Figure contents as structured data
>>>

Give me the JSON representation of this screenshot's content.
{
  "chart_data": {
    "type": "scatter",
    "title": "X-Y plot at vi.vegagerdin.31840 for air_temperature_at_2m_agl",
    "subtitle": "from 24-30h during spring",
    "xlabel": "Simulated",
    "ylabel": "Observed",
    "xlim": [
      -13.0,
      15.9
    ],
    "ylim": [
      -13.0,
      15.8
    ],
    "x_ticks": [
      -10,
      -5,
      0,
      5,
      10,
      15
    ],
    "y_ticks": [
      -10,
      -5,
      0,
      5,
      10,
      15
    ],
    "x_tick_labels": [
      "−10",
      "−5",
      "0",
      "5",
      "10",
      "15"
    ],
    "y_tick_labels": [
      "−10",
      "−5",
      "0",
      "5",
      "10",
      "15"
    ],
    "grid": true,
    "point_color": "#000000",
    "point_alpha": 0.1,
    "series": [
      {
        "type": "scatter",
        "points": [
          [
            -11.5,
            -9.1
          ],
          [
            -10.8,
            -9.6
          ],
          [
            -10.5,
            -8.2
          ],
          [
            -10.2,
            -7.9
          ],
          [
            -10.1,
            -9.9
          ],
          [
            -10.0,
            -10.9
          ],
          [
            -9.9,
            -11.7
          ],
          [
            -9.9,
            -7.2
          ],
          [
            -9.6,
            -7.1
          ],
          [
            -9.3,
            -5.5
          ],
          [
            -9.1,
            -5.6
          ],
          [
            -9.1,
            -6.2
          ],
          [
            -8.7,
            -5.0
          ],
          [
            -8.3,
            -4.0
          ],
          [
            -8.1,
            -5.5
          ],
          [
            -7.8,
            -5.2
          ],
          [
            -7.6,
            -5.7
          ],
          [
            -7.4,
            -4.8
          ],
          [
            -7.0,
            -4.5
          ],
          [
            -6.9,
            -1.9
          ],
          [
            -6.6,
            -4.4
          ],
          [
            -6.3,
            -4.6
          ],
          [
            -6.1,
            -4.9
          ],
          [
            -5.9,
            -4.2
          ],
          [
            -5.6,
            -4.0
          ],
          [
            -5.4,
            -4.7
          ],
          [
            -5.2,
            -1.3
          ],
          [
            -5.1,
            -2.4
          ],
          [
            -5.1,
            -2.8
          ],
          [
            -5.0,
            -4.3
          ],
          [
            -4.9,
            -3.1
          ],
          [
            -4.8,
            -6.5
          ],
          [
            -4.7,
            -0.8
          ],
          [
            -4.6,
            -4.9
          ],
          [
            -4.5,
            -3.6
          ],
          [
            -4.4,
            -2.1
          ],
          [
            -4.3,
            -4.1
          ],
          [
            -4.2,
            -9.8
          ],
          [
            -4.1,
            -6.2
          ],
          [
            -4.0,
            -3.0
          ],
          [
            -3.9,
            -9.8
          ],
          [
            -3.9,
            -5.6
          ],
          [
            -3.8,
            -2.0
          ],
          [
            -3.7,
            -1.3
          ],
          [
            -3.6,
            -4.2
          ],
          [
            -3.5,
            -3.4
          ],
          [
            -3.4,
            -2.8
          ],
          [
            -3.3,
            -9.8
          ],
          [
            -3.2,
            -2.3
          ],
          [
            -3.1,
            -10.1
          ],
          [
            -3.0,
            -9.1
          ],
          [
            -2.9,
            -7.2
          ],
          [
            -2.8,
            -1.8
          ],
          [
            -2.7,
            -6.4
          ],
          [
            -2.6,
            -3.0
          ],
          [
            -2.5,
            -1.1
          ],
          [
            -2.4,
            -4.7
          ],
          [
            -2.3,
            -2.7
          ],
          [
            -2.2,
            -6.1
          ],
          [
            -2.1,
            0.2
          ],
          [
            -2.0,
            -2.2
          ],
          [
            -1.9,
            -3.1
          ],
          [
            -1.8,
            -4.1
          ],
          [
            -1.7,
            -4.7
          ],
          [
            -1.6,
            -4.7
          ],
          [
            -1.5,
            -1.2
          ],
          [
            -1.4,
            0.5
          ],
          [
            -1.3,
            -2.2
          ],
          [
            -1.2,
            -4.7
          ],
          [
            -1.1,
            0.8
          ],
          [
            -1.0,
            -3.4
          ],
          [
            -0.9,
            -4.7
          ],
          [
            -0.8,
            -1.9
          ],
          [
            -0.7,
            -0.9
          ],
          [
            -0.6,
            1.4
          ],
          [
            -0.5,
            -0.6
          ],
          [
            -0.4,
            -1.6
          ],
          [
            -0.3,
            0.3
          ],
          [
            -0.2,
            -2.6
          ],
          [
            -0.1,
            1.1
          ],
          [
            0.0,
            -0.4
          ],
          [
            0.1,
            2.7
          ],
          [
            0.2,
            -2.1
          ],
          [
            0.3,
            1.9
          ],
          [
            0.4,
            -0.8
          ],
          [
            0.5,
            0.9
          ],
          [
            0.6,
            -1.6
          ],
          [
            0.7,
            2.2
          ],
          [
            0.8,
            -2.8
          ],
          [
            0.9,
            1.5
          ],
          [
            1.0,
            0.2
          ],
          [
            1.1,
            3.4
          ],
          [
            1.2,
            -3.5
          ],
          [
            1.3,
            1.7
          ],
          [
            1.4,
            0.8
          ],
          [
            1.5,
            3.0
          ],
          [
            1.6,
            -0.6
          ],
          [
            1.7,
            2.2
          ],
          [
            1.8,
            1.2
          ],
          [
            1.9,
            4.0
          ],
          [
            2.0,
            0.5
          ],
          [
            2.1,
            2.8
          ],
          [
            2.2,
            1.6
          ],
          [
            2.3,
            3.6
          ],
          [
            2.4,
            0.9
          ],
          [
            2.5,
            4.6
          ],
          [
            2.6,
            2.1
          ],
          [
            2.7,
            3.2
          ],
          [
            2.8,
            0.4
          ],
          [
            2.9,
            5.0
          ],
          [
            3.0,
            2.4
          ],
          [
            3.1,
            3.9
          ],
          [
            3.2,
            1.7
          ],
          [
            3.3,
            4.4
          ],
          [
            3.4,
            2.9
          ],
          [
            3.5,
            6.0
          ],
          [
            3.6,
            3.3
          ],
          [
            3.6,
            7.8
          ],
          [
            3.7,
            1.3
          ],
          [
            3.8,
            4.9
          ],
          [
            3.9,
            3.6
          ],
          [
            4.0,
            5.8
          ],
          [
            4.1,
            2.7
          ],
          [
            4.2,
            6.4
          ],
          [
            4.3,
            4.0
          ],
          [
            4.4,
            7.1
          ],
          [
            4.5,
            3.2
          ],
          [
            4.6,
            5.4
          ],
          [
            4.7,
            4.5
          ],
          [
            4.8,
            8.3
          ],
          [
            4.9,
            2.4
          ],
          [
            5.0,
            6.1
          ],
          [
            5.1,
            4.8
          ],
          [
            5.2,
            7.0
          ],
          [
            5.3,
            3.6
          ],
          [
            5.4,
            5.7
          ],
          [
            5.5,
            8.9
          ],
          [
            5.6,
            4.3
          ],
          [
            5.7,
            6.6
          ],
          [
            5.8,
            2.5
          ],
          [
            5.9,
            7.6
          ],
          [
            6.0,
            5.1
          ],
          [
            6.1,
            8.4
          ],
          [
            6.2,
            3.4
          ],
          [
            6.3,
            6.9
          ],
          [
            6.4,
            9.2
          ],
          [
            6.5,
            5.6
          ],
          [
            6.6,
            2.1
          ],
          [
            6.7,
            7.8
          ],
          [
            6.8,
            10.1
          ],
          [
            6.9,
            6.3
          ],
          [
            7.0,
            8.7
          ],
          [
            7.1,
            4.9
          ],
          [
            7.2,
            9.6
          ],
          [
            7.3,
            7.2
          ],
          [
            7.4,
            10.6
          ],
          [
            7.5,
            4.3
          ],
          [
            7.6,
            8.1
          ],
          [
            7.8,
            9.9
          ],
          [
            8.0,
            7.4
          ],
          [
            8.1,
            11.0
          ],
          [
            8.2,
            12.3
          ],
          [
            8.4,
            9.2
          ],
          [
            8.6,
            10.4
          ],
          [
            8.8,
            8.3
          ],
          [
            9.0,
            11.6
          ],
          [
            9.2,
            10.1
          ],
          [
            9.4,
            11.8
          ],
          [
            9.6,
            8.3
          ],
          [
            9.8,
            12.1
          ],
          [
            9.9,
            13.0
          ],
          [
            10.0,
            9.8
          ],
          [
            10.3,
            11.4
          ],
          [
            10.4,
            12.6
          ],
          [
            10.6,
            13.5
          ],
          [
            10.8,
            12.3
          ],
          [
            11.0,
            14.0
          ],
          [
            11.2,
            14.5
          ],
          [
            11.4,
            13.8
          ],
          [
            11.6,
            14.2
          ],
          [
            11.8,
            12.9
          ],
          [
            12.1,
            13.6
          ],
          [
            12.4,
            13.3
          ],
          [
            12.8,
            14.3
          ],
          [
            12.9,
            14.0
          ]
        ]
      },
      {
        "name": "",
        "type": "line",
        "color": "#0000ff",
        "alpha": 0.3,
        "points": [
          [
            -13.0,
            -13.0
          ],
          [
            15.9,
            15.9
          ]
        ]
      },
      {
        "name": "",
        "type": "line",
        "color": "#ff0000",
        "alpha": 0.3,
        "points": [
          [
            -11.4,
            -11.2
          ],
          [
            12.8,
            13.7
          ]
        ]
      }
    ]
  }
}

<<<

* Task to carry out *
Check every line for "type" and show the ones that have it.

* The answer *
    "type": "scatter",
        "type": "scatter",
        "type": "line",
        "type": "line",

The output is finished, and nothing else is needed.